• _What is required_
Reproduce the data below in full and exclude every picture.

## BEGIN Material shown

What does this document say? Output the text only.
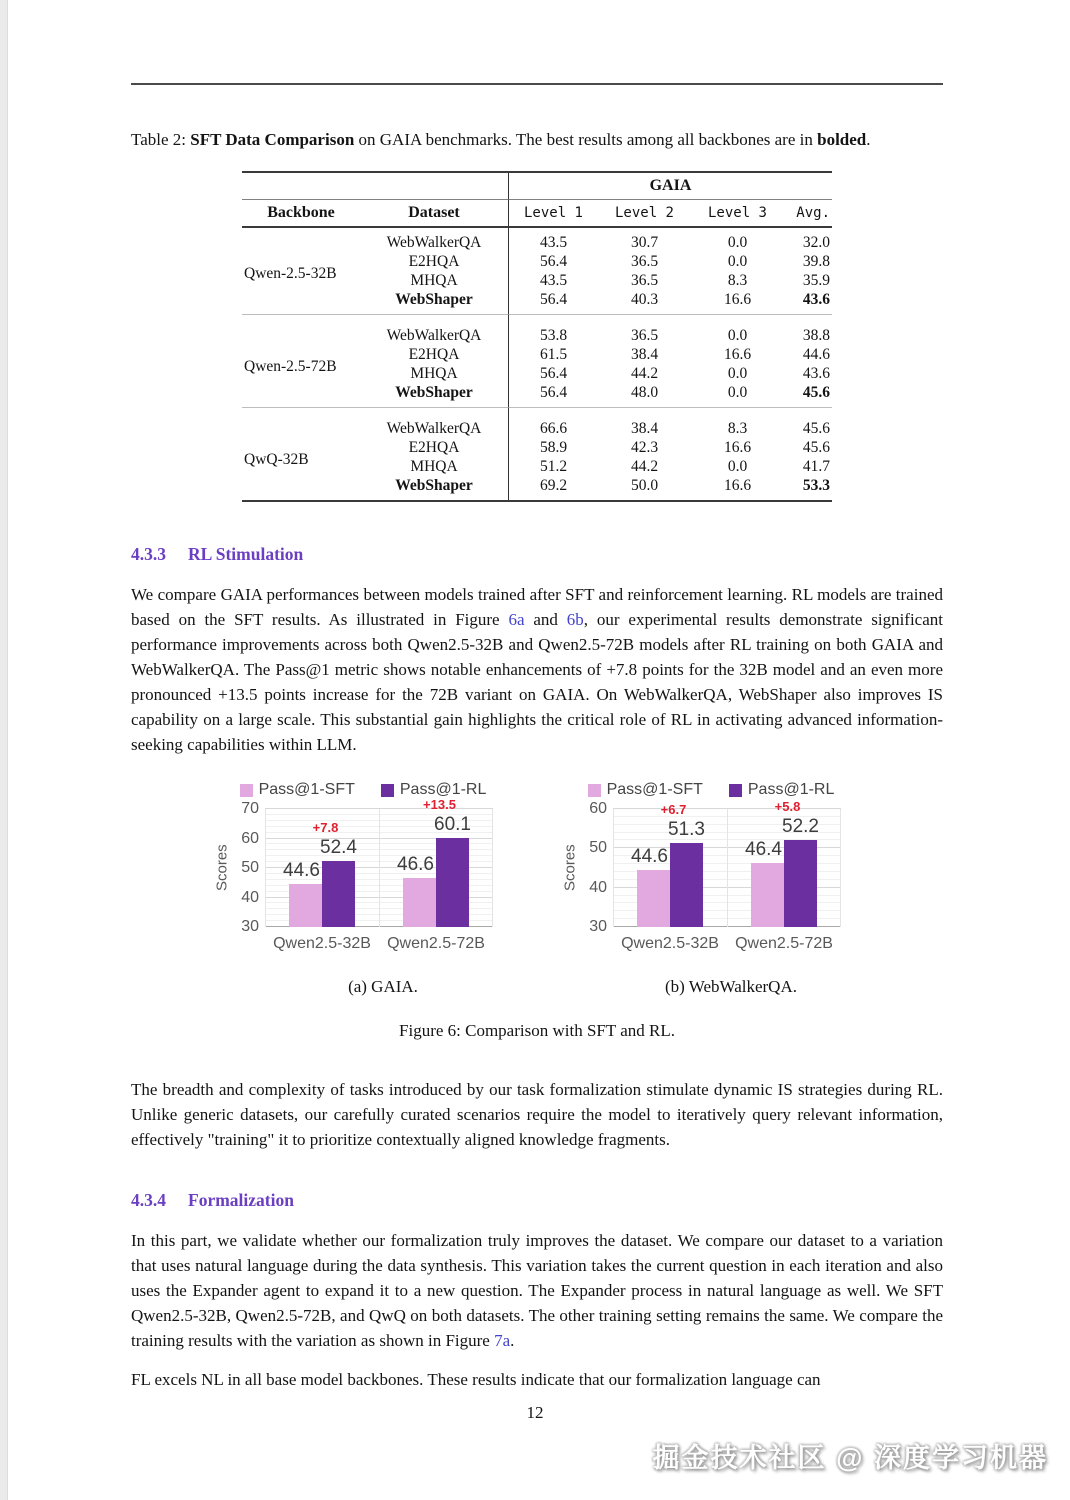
Table 2: SFT Data Comparison on GAIA benchmarks. The best results among all backbones are in bolded.

GAIA
Backbone	Dataset	Level 1	Level 2	Level 3	Avg.
Qwen-2.5-32B
WebWalkerQA	43.5	30.7	0.0	32.0
E2HQA	56.4	36.5	0.0	39.8
MHQA	43.5	36.5	8.3	35.9
WebShaper	56.4	40.3	16.6	43.6
Qwen-2.5-72B
WebWalkerQA	53.8	36.5	0.0	38.8
E2HQA	61.5	38.4	16.6	44.6
MHQA	56.4	44.2	0.0	43.6
WebShaper	56.4	48.0	0.0	45.6
QwQ-32B
WebWalkerQA	66.6	38.4	8.3	45.6
E2HQA	58.9	42.3	16.6	45.6
MHQA	51.2	44.2	0.0	41.7
WebShaper	69.2	50.0	16.6	53.3
4.3.3 RL Stimulation

We compare GAIA performances between models trained after SFT and reinforcement learning. RL models are trained based on the SFT results. As illustrated in Figure 6a and 6b, our experimental results demonstrate significant performance improvements across both Qwen2.5-32B and Qwen2.5-72B models after RL training on both GAIA and WebWalkerQA. The Pass@1 metric shows notable enhancements of +7.8 points for the 32B model and an even more pronounced +13.5 points increase for the 72B variant on GAIA. On WebWalkerQA, WebShaper also improves IS capability on a large scale. This substantial gain highlights the critical role of RL in activating advanced information-seeking capabilities within LLM.

Pass@1-SFT	Pass@1-RL
Scores
30
40
50
60
70
44.6
52.4
+7.8
46.6
60.1
+13.5
Qwen2.5-32B	Qwen2.5-72B
(a) GAIA.
Pass@1-SFT	Pass@1-RL
Scores
30
40
50
60
44.6
51.3
+6.7
46.4
52.2
+5.8
Qwen2.5-32B	Qwen2.5-72B
(b) WebWalkerQA.
Figure 6: Comparison with SFT and RL.

The breadth and complexity of tasks introduced by our task formalization stimulate dynamic IS strategies during RL. Unlike generic datasets, our carefully curated scenarios require the model to iteratively query relevant information, effectively "training" it to prioritize contextually aligned knowledge fragments.

4.3.4 Formalization

In this part, we validate whether our formalization truly improves the dataset. We compare our dataset to a variation that uses natural language during the data synthesis. This variation takes the current question in each iteration and also uses the Expander agent to expand it to a new question. The Expander process in natural language as well. We SFT Qwen2.5-32B, Qwen2.5-72B, and QwQ on both datasets. The other training setting remains the same. We compare the training results with the variation as shown in Figure 7a.

FL excels NL in all base model backbones. These results indicate that our formalization language can

12
掘金技术社区 @ 深度学习机器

## END Material shown

• _The result_
What does this document say? Output the text only.
Table 2: SFT Data Comparison on GAIA benchmarks. The best results among all backbones are in bolded.

GAIA
Backbone	Dataset	Level 1	Level 2	Level 3	Avg.
Qwen-2.5-32B
WebWalkerQA	43.5	30.7	0.0	32.0
E2HQA	56.4	36.5	0.0	39.8
MHQA	43.5	36.5	8.3	35.9
WebShaper	56.4	40.3	16.6	43.6
Qwen-2.5-72B
WebWalkerQA	53.8	36.5	0.0	38.8
E2HQA	61.5	38.4	16.6	44.6
MHQA	56.4	44.2	0.0	43.6
WebShaper	56.4	48.0	0.0	45.6
QwQ-32B
WebWalkerQA	66.6	38.4	8.3	45.6
E2HQA	58.9	42.3	16.6	45.6
MHQA	51.2	44.2	0.0	41.7
WebShaper	69.2	50.0	16.6	53.3
4.3.3 RL Stimulation

We compare GAIA performances between models trained after SFT and reinforcement learning. RL models are trained based on the SFT results. As illustrated in Figure 6a and 6b, our experimental results demonstrate significant performance improvements across both Qwen2.5-32B and Qwen2.5-72B models after RL training on both GAIA and WebWalkerQA. The Pass@1 metric shows notable enhancements of +7.8 points for the 32B model and an even more pronounced +13.5 points increase for the 72B variant on GAIA. On WebWalkerQA, WebShaper also improves IS capability on a large scale. This substantial gain highlights the critical role of RL in activating advanced information-seeking capabilities within LLM.

Pass@1-SFT	Pass@1-RL
Scores
30
40
50
60
70
44.6
52.4
+7.8
46.6
60.1
+13.5
Qwen2.5-32B	Qwen2.5-72B
(a) GAIA.
Pass@1-SFT	Pass@1-RL
Scores
30
40
50
60
44.6
51.3
+6.7
46.4
52.2
+5.8
Qwen2.5-32B	Qwen2.5-72B
(b) WebWalkerQA.
Figure 6: Comparison with SFT and RL.

The breadth and complexity of tasks introduced by our task formalization stimulate dynamic IS strategies during RL. Unlike generic datasets, our carefully curated scenarios require the model to iteratively query relevant information, effectively "training" it to prioritize contextually aligned knowledge fragments.

4.3.4 Formalization

In this part, we validate whether our formalization truly improves the dataset. We compare our dataset to a variation that uses natural language during the data synthesis. This variation takes the current question in each iteration and also uses the Expander agent to expand it to a new question. The Expander process in natural language as well. We SFT Qwen2.5-32B, Qwen2.5-72B, and QwQ on both datasets. The other training setting remains the same. We compare the training results with the variation as shown in Figure 7a.

FL excels NL in all base model backbones. These results indicate that our formalization language can

12
掘金技术社区 @ 深度学习机器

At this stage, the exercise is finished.